YOUR GOAL: Output all of the data below exactly as given.
= = =
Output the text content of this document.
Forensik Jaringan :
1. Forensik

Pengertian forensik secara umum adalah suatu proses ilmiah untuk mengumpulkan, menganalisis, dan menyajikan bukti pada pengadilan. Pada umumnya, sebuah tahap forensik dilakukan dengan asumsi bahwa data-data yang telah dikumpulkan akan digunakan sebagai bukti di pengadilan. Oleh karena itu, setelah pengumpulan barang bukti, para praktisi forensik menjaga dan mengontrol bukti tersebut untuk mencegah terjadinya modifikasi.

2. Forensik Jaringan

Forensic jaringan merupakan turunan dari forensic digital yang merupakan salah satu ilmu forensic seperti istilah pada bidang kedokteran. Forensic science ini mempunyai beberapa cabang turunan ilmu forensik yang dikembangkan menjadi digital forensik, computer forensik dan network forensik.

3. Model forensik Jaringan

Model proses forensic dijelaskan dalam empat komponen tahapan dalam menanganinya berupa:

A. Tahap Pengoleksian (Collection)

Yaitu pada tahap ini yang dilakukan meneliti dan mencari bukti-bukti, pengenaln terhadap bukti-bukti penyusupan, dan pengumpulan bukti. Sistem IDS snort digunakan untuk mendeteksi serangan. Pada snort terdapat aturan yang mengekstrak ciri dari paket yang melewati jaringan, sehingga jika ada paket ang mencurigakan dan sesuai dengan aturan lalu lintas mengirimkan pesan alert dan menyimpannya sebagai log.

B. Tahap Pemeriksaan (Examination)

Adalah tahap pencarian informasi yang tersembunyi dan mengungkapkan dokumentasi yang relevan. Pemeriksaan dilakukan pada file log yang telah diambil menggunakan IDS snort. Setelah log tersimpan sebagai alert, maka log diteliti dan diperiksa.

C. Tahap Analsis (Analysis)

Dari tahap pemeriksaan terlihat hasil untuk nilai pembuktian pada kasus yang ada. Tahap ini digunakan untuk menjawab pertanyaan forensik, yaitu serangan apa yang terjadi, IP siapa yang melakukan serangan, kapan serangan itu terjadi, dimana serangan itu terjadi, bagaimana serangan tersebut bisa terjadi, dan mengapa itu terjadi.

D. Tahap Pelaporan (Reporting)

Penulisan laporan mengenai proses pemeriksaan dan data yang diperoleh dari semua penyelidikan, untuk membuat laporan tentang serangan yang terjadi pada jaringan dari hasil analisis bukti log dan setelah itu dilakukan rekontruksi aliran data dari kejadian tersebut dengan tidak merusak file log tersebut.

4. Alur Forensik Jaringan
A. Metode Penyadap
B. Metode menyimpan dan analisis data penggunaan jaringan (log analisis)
= = =
EXERCISE ANSWER:
Output the text content of this document.
Forensik Jaringan :
1. Forensik

Pengertian forensik secara umum adalah suatu proses ilmiah untuk mengumpulkan, menganalisis, dan menyajikan bukti pada pengadilan. Pada umumnya, sebuah tahap forensik dilakukan dengan asumsi bahwa data-data yang telah dikumpulkan akan digunakan sebagai bukti di pengadilan. Oleh karena itu, setelah pengumpulan barang bukti, para praktisi forensik menjaga dan mengontrol bukti tersebut untuk mencegah terjadinya modifikasi.

2. Forensik Jaringan

Forensic jaringan merupakan turunan dari forensic digital yang merupakan salah satu ilmu forensic seperti istilah pada bidang kedokteran. Forensic science ini mempunyai beberapa cabang turunan ilmu forensik yang dikembangkan menjadi digital forensik, computer forensik dan network forensik.

3. Model forensik Jaringan

Model proses forensic dijelaskan dalam empat komponen tahapan dalam menanganinya berupa:

A. Tahap Pengoleksian (Collection)

Yaitu pada tahap ini yang dilakukan meneliti dan mencari bukti-bukti, pengenaln terhadap bukti-bukti penyusupan, dan pengumpulan bukti. Sistem IDS snort digunakan untuk mendeteksi serangan. Pada snort terdapat aturan yang mengekstrak ciri dari paket yang melewati jaringan, sehingga jika ada paket ang mencurigakan dan sesuai dengan aturan lalu lintas mengirimkan pesan alert dan menyimpannya sebagai log.

B. Tahap Pemeriksaan (Examination)

Adalah tahap pencarian informasi yang tersembunyi dan mengungkapkan dokumentasi yang relevan. Pemeriksaan dilakukan pada file log yang telah diambil menggunakan IDS snort. Setelah log tersimpan sebagai alert, maka log diteliti dan diperiksa.

C. Tahap Analsis (Analysis)

Dari tahap pemeriksaan terlihat hasil untuk nilai pembuktian pada kasus yang ada. Tahap ini digunakan untuk menjawab pertanyaan forensik, yaitu serangan apa yang terjadi, IP siapa yang melakukan serangan, kapan serangan itu terjadi, dimana serangan itu terjadi, bagaimana serangan tersebut bisa terjadi, dan mengapa itu terjadi.

D. Tahap Pelaporan (Reporting)

Penulisan laporan mengenai proses pemeriksaan dan data yang diperoleh dari semua penyelidikan, untuk membuat laporan tentang serangan yang terjadi pada jaringan dari hasil analisis bukti log dan setelah itu dilakukan rekontruksi aliran data dari kejadian tersebut dengan tidak merusak file log tersebut.

4. Alur Forensik Jaringan
A. Metode Penyadap
B. Metode menyimpan dan analisis data penggunaan jaringan (log analisis)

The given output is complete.